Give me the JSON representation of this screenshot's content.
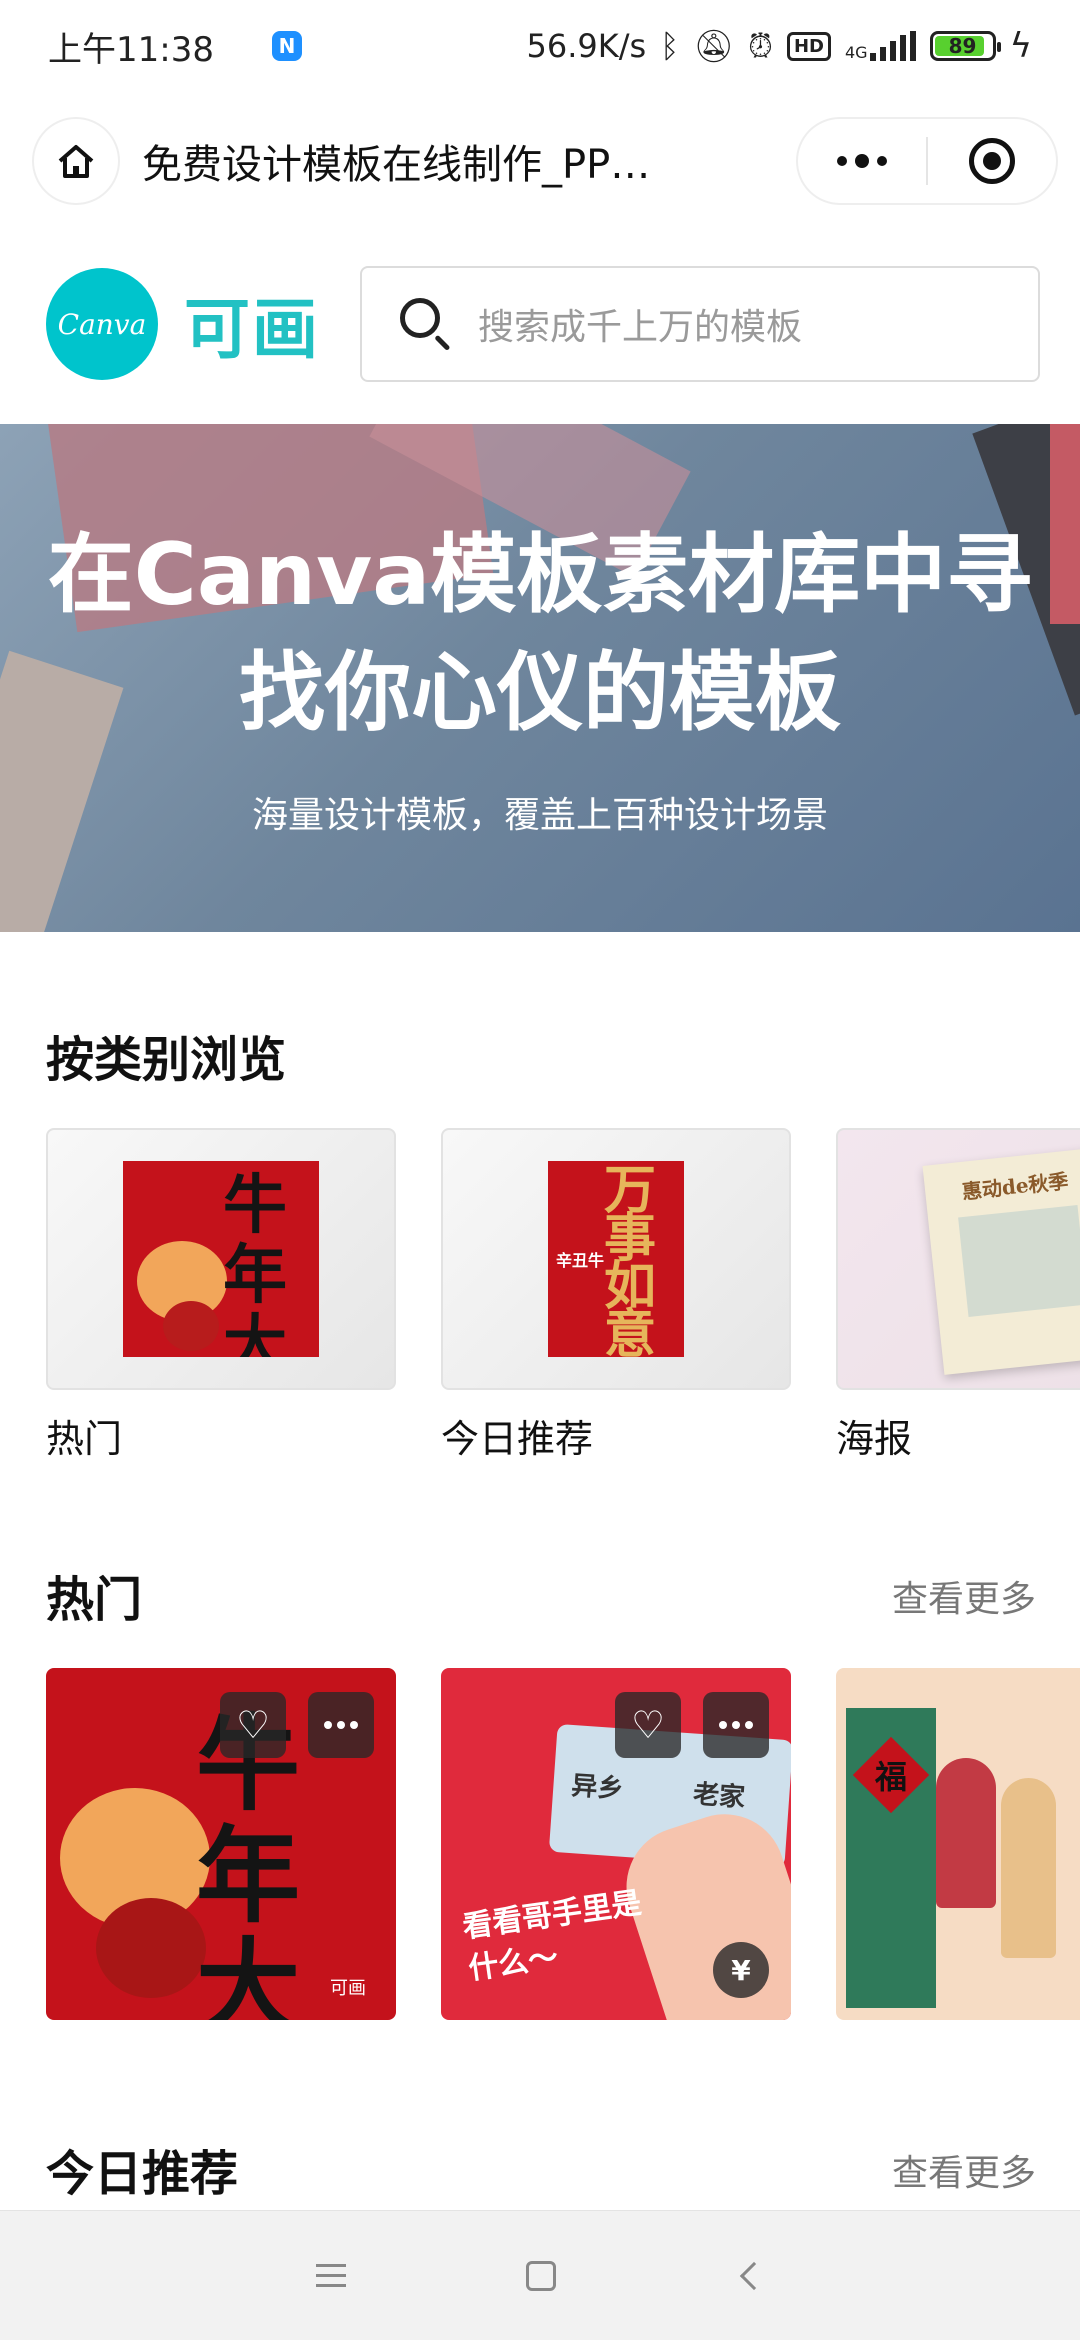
{
  "status_bar": {
    "time": "上午11:38",
    "app_badge": "N",
    "net_speed": "56.9K/s",
    "hd": "HD",
    "network_type": "4G",
    "battery_level": 89,
    "battery_text": "89"
  },
  "title_bar": {
    "title": "免费设计模板在线制作_PP…"
  },
  "brand": {
    "canva_logo_text": "Canva",
    "kehua_logo_text": "可画"
  },
  "search": {
    "placeholder": "搜索成千上万的模板"
  },
  "hero": {
    "title": "在Canva模板素材库中寻找你心仪的模板",
    "subtitle": "海量设计模板，覆盖上百种设计场景"
  },
  "browse": {
    "heading": "按类别浏览",
    "categories": [
      {
        "label": "热门",
        "art_text": "牛年大吉"
      },
      {
        "label": "今日推荐",
        "art_text": "万事如意",
        "art_subtext": "辛丑牛"
      },
      {
        "label": "海报",
        "art_text": "惠动de秋季"
      }
    ]
  },
  "hot": {
    "heading": "热门",
    "see_more": "查看更多",
    "cards": [
      {
        "art_text": "牛年大吉",
        "brand_mark": "可画"
      },
      {
        "art_text_1": "异乡",
        "art_text_2": "老家",
        "art_caption": "看看哥手里是什么～",
        "price_symbol": "¥"
      },
      {
        "art_text": "福"
      }
    ]
  },
  "today": {
    "heading": "今日推荐",
    "see_more": "查看更多"
  },
  "colors": {
    "canva_brand": "#00c4cc",
    "card_red": "#c4121b",
    "card_pink_red": "#e02a3c",
    "battery_green": "#58d02f"
  }
}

### Do this
Nothing in the entries above should change when they are printed again, except that the pictures are dropped.

### Task output
Give me the JSON representation of this screenshot's content.
{
  "status_bar": {
    "time": "上午11:38",
    "app_badge": "N",
    "net_speed": "56.9K/s",
    "hd": "HD",
    "network_type": "4G",
    "battery_level": 89,
    "battery_text": "89"
  },
  "title_bar": {
    "title": "免费设计模板在线制作_PP…"
  },
  "brand": {
    "canva_logo_text": "Canva",
    "kehua_logo_text": "可画"
  },
  "search": {
    "placeholder": "搜索成千上万的模板"
  },
  "hero": {
    "title": "在Canva模板素材库中寻找你心仪的模板",
    "subtitle": "海量设计模板，覆盖上百种设计场景"
  },
  "browse": {
    "heading": "按类别浏览",
    "categories": [
      {
        "label": "热门",
        "art_text": "牛年大吉"
      },
      {
        "label": "今日推荐",
        "art_text": "万事如意",
        "art_subtext": "辛丑牛"
      },
      {
        "label": "海报",
        "art_text": "惠动de秋季"
      }
    ]
  },
  "hot": {
    "heading": "热门",
    "see_more": "查看更多",
    "cards": [
      {
        "art_text": "牛年大吉",
        "brand_mark": "可画"
      },
      {
        "art_text_1": "异乡",
        "art_text_2": "老家",
        "art_caption": "看看哥手里是什么～",
        "price_symbol": "¥"
      },
      {
        "art_text": "福"
      }
    ]
  },
  "today": {
    "heading": "今日推荐",
    "see_more": "查看更多"
  },
  "colors": {
    "canva_brand": "#00c4cc",
    "card_red": "#c4121b",
    "card_pink_red": "#e02a3c",
    "battery_green": "#58d02f"
  }
}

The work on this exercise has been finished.